> Supplied material:
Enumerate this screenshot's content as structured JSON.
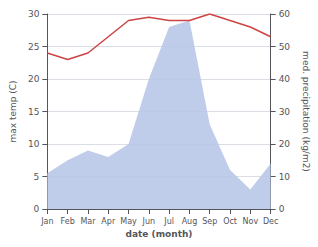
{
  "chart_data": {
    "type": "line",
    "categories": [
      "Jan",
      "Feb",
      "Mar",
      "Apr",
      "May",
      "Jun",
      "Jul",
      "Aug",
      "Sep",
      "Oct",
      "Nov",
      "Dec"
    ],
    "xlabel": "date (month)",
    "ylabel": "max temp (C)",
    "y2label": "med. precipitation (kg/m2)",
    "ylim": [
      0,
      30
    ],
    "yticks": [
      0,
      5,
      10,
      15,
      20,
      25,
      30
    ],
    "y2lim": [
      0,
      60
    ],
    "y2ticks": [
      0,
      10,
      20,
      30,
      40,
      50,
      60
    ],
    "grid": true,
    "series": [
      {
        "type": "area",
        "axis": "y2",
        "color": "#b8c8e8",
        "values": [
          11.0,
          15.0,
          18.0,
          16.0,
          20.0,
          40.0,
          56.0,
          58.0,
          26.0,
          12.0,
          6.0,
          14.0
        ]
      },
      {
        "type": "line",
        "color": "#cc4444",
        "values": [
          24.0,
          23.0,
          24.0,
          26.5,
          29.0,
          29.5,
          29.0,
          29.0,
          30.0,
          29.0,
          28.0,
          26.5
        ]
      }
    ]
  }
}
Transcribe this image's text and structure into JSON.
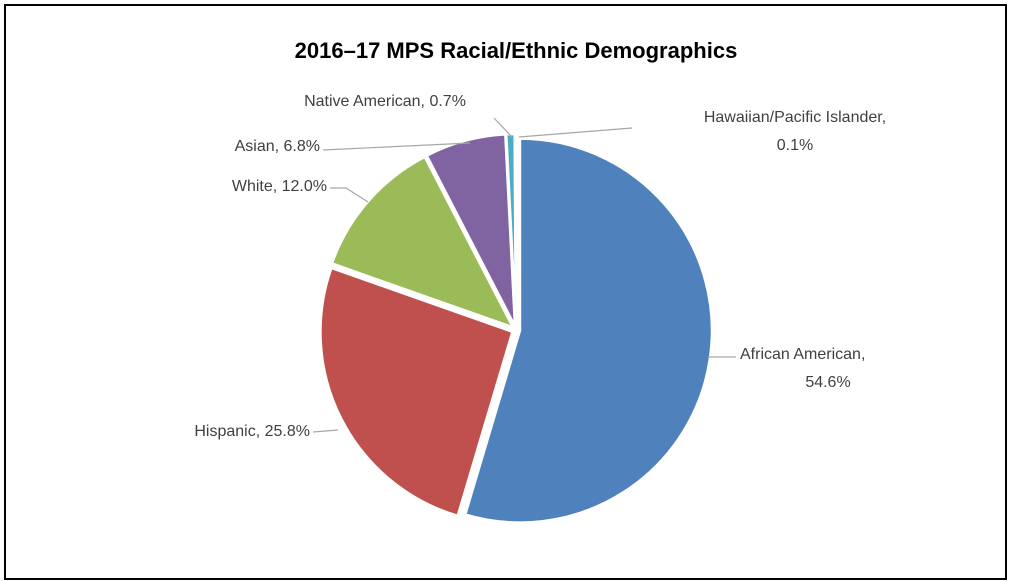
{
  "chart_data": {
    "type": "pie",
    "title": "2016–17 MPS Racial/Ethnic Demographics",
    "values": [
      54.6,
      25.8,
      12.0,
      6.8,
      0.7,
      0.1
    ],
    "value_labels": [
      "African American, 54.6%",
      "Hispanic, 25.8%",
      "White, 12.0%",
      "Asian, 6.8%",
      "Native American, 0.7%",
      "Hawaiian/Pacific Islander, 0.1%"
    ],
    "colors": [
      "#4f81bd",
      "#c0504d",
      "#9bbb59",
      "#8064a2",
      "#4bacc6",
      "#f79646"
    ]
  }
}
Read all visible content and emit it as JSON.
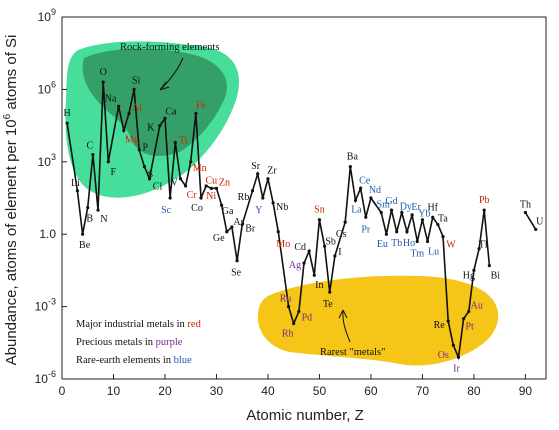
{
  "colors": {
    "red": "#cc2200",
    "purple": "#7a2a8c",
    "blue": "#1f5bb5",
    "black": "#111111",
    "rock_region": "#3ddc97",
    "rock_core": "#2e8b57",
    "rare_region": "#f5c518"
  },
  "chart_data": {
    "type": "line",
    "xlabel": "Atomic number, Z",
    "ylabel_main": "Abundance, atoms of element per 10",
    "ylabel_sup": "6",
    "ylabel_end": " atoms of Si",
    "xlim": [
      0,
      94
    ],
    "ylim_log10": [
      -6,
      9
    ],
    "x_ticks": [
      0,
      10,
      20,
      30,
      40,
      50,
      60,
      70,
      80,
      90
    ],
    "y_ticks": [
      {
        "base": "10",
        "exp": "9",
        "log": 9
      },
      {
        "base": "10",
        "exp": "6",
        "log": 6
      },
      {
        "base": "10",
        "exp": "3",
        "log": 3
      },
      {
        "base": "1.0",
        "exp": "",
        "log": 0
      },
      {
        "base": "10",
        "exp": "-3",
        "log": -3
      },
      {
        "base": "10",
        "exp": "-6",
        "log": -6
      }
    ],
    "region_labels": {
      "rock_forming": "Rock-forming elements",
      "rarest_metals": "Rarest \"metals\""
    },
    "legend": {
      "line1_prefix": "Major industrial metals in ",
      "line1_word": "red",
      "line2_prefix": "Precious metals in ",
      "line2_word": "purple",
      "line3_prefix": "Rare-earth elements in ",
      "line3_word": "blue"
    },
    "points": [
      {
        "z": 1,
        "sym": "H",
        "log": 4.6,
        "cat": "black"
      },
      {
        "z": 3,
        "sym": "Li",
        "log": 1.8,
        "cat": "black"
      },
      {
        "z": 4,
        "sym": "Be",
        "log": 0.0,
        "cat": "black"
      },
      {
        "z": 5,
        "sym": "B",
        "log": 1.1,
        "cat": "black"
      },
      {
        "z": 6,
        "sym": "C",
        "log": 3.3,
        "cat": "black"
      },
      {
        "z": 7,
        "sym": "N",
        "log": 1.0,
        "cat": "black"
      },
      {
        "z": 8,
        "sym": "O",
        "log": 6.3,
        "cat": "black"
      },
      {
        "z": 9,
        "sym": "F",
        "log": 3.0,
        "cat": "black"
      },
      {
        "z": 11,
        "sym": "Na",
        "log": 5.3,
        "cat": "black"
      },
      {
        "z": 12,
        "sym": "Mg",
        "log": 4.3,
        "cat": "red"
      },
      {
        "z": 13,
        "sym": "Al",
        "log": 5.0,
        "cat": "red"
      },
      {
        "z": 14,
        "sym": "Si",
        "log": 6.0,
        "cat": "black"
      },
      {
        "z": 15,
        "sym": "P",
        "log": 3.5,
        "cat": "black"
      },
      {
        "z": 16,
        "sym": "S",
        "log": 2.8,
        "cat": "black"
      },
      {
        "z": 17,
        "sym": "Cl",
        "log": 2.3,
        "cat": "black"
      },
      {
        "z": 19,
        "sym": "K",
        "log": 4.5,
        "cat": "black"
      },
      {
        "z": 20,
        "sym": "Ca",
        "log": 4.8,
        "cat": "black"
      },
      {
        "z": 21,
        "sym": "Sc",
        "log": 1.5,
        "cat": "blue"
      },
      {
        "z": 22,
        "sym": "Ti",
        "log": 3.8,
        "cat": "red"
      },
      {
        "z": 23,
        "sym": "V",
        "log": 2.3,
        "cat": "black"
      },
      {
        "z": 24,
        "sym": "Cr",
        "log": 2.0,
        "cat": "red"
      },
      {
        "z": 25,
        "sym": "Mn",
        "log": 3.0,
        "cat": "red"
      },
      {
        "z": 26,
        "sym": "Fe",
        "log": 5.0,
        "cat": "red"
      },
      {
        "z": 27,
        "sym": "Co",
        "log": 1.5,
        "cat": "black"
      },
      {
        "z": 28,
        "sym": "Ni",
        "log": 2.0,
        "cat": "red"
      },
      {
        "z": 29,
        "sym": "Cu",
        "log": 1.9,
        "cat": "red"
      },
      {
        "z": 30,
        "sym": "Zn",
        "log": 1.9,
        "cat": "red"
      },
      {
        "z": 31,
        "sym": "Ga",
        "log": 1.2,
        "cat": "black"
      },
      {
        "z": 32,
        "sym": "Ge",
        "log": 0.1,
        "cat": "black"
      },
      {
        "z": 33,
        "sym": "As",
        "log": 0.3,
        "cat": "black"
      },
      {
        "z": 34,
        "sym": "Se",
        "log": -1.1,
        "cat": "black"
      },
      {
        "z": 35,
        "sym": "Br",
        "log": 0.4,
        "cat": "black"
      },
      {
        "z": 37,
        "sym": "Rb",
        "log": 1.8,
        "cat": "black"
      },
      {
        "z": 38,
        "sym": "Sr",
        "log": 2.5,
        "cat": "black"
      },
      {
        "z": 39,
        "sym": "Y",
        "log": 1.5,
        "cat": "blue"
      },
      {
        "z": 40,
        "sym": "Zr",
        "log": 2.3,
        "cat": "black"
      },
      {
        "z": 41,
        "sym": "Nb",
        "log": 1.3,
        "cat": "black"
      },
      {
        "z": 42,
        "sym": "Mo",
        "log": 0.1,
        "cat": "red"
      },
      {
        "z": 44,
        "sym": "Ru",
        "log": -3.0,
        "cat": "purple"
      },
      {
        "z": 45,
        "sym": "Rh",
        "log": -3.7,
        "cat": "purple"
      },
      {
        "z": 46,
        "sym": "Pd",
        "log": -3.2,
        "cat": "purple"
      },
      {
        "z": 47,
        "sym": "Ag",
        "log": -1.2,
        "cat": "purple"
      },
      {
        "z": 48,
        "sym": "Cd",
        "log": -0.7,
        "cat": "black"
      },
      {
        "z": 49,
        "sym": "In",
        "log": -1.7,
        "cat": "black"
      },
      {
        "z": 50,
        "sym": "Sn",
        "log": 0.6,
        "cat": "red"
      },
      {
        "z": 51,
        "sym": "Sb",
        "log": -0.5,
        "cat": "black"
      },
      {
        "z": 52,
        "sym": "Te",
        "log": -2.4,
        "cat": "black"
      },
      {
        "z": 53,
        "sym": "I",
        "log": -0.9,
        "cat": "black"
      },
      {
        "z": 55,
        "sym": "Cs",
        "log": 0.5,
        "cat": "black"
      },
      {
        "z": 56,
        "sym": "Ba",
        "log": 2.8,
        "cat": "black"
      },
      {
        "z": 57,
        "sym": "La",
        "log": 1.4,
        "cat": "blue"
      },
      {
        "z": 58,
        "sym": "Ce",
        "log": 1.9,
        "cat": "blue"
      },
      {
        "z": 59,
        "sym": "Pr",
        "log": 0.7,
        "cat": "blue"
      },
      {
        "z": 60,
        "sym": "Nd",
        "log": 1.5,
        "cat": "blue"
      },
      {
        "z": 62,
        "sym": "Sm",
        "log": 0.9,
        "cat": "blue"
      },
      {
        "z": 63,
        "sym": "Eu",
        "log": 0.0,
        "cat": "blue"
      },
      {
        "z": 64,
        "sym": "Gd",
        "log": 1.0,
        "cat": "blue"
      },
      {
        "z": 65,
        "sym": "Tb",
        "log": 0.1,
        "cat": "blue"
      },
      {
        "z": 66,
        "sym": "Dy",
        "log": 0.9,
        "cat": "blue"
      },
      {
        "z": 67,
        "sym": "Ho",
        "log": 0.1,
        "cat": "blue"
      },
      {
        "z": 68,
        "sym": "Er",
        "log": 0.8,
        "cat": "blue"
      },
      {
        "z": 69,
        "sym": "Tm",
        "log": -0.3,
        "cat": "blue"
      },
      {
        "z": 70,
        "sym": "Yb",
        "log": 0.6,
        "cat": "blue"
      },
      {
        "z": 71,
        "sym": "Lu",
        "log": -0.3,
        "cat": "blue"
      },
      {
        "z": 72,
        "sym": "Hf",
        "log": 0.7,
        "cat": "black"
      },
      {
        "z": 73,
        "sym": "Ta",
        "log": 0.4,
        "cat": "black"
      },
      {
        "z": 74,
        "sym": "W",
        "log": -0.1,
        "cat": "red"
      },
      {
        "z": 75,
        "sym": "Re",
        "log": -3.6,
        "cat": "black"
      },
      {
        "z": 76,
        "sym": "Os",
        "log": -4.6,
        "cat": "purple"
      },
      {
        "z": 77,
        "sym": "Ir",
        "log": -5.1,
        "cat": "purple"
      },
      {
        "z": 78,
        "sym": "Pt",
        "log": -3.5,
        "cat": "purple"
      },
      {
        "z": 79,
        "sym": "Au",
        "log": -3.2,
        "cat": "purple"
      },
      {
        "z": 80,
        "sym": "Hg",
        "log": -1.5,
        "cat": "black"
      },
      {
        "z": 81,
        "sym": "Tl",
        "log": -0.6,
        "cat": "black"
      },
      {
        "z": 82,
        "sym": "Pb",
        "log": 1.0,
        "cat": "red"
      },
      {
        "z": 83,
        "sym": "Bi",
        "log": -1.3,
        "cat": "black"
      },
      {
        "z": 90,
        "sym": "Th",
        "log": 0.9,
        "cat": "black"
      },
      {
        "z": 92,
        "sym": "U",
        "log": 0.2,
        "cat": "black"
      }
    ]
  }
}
--
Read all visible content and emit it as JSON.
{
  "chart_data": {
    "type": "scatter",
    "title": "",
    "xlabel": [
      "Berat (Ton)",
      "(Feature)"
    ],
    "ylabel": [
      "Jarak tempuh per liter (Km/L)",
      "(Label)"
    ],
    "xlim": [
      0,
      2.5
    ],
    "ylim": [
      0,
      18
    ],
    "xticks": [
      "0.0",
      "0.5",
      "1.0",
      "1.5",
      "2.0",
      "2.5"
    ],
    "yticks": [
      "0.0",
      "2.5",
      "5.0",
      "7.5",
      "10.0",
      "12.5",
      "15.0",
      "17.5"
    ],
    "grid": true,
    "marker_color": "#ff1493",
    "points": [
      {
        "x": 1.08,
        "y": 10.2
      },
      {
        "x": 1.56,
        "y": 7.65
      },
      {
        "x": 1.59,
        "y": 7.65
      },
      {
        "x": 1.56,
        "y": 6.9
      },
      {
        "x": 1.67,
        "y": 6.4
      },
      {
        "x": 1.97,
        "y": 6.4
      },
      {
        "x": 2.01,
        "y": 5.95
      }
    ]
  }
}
* * *
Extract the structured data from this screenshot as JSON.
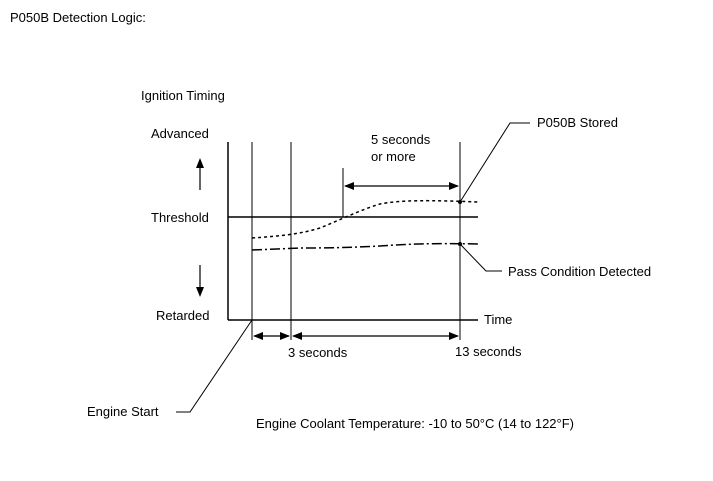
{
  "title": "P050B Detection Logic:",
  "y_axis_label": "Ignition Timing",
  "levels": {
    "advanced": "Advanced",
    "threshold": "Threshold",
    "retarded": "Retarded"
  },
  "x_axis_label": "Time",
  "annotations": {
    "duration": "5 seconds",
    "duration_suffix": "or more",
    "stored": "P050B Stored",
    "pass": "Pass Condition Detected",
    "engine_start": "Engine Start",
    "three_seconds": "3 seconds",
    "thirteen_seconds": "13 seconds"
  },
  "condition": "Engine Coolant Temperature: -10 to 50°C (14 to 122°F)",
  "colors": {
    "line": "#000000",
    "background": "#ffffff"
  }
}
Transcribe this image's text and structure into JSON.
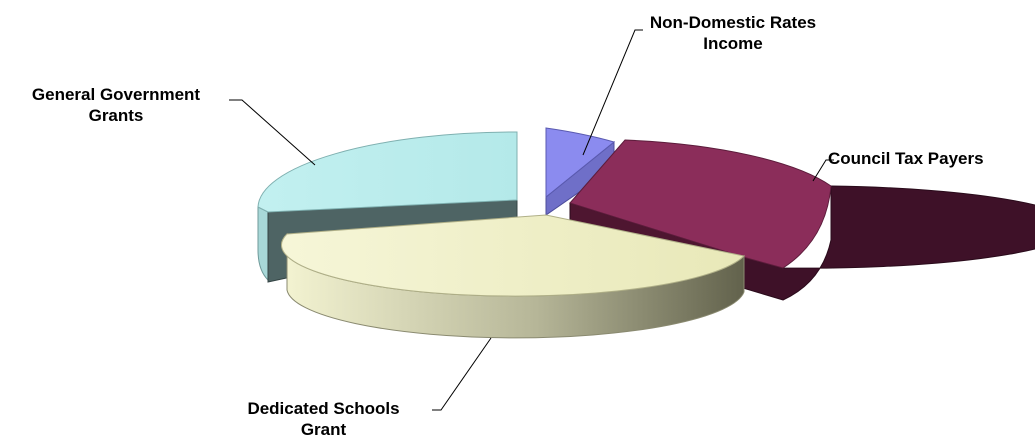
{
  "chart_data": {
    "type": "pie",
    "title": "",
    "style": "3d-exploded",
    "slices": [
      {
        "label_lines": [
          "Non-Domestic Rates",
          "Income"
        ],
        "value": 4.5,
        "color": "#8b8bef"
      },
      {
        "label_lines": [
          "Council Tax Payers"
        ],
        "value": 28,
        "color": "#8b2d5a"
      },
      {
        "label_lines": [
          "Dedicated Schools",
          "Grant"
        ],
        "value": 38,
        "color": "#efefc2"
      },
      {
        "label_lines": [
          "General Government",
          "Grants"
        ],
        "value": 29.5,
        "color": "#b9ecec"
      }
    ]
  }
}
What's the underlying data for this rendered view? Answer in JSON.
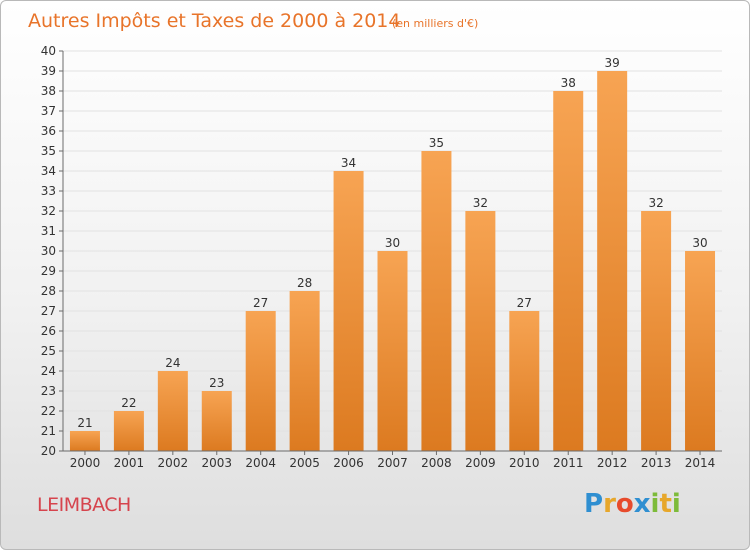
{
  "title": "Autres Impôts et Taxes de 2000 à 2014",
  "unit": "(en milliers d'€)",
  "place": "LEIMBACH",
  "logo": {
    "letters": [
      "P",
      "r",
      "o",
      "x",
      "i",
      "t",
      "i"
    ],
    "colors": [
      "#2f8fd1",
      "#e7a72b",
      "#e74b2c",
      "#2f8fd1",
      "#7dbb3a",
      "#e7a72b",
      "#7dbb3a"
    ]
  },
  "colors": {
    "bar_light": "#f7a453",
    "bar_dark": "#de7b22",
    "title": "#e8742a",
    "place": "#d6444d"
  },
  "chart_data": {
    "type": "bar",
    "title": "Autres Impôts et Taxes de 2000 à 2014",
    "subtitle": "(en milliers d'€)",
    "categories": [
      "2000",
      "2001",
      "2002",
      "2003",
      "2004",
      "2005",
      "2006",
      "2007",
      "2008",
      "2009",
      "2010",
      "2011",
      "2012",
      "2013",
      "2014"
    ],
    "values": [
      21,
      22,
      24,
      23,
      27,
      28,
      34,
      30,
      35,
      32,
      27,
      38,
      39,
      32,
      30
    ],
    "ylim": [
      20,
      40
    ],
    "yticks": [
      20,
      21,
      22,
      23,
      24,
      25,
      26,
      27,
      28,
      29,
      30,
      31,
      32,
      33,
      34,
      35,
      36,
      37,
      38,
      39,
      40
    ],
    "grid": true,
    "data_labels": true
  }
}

> Written task:
Reply with nothing except the number of lines in the listing above that include the string "metals".

> Response to this exercise:
3